Set problem: From the listing below, pick out each line with the word "Using".

Data for this task:
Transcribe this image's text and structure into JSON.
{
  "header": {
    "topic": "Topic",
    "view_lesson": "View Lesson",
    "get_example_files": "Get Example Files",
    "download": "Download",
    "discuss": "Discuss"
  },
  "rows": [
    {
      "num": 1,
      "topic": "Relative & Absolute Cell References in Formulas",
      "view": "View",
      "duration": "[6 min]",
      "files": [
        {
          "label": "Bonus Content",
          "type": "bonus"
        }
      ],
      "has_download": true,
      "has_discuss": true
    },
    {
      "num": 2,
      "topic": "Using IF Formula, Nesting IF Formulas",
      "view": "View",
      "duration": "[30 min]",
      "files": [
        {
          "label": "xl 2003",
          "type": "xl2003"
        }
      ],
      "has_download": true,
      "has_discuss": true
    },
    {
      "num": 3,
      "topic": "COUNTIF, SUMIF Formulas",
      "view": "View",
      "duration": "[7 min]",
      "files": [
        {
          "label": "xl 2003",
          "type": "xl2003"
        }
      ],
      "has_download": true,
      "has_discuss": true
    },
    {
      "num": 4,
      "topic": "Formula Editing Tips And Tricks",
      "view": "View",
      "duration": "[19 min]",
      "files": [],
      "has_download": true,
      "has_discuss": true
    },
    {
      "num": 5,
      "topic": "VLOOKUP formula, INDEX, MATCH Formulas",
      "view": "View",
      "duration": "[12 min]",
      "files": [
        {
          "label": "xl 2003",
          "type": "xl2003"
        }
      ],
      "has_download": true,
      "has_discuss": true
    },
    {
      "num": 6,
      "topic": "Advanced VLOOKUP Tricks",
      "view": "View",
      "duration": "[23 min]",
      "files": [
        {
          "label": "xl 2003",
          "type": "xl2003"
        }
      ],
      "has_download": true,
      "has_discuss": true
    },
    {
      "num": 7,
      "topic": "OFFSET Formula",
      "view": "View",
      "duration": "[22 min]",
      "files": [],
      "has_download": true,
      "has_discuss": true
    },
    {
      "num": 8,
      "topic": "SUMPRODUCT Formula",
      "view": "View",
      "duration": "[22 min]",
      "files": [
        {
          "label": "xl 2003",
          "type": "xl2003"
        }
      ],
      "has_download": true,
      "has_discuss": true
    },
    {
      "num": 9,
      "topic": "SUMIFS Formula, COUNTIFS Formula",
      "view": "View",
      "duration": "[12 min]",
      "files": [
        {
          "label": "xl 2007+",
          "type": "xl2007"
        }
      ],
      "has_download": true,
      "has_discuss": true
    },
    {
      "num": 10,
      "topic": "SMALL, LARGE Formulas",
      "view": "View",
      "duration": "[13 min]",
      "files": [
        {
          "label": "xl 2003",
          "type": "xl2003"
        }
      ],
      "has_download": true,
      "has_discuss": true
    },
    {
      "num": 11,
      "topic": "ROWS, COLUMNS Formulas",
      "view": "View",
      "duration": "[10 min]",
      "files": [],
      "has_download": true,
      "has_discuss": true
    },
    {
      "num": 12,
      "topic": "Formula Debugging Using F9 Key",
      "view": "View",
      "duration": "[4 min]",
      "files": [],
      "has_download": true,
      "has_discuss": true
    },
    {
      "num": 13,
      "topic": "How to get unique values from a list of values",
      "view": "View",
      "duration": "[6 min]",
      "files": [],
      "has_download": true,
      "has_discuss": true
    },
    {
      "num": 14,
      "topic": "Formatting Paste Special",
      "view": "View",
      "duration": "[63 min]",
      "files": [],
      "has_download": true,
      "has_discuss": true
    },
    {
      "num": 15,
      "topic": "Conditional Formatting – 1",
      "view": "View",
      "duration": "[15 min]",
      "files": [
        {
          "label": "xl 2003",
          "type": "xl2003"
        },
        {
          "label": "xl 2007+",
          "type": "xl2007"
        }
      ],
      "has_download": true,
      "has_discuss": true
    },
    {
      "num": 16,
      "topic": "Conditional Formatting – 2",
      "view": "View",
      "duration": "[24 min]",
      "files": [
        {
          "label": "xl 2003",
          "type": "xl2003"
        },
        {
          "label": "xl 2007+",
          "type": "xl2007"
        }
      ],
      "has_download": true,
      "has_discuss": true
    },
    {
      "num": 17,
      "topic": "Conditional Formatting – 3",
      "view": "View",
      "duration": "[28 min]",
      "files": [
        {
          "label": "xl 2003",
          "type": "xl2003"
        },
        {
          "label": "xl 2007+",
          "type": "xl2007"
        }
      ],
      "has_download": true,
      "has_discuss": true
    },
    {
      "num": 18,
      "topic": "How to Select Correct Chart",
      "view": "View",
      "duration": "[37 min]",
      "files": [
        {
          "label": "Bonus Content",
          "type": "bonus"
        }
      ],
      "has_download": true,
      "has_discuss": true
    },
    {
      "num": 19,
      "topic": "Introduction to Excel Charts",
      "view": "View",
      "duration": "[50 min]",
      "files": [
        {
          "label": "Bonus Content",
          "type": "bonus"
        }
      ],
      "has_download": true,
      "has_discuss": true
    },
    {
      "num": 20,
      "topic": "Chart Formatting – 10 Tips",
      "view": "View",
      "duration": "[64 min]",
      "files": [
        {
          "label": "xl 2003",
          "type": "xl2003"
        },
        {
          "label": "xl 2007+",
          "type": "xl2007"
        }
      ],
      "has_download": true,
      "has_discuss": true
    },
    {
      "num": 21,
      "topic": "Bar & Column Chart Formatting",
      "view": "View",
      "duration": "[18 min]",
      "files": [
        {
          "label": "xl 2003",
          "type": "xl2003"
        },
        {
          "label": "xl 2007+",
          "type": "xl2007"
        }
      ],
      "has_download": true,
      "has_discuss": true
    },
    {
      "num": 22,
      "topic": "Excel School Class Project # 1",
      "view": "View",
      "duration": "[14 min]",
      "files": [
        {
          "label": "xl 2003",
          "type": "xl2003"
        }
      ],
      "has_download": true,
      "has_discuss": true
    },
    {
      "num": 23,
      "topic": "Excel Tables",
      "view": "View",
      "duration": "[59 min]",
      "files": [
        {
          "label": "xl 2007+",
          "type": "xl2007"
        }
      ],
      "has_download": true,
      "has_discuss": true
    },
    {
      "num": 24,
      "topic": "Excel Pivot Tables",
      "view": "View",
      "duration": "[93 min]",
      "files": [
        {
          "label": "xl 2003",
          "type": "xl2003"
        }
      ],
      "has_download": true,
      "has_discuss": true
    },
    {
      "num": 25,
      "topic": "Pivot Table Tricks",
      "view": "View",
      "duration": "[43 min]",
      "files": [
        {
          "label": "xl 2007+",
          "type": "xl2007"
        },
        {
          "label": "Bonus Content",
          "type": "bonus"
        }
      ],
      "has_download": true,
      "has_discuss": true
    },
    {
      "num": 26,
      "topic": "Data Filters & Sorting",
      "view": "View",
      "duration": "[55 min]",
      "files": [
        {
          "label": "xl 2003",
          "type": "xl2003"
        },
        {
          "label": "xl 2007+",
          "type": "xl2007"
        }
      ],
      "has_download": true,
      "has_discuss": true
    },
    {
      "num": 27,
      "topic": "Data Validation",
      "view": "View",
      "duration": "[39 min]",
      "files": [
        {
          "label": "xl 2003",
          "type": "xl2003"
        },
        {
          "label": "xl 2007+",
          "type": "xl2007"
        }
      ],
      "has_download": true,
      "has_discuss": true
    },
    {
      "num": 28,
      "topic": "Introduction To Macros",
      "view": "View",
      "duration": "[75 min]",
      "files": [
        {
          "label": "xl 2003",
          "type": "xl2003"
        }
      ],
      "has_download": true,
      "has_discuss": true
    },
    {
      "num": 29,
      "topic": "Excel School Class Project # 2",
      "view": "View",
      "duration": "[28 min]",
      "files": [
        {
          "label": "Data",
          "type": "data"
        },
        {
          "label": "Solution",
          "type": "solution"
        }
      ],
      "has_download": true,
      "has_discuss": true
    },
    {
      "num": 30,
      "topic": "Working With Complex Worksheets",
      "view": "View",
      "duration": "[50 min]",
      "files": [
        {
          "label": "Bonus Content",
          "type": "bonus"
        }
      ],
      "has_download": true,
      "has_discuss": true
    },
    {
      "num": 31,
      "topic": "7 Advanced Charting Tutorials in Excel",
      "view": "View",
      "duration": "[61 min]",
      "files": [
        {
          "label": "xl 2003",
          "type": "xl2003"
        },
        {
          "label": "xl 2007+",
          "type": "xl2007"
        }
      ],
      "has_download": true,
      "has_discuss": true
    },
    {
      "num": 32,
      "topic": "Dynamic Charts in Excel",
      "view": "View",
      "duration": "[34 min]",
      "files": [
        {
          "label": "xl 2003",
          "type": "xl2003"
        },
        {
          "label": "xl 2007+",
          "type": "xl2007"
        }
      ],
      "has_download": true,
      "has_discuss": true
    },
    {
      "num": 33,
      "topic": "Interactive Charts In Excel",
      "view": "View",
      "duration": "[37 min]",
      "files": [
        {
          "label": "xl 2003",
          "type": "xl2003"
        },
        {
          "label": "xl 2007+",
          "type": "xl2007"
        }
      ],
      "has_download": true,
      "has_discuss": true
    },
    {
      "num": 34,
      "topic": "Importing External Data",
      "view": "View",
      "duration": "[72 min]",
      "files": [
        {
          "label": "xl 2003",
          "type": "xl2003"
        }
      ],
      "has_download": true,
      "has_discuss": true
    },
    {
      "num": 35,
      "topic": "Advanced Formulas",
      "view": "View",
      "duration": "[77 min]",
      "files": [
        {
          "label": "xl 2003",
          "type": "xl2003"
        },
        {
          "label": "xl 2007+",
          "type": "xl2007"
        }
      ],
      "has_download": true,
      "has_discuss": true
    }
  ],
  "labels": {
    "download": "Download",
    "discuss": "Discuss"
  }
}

Solution to this problem:
      "topic": "Using IF Formula, Nesting IF Formulas",
      "topic": "Formula Debugging Using F9 Key",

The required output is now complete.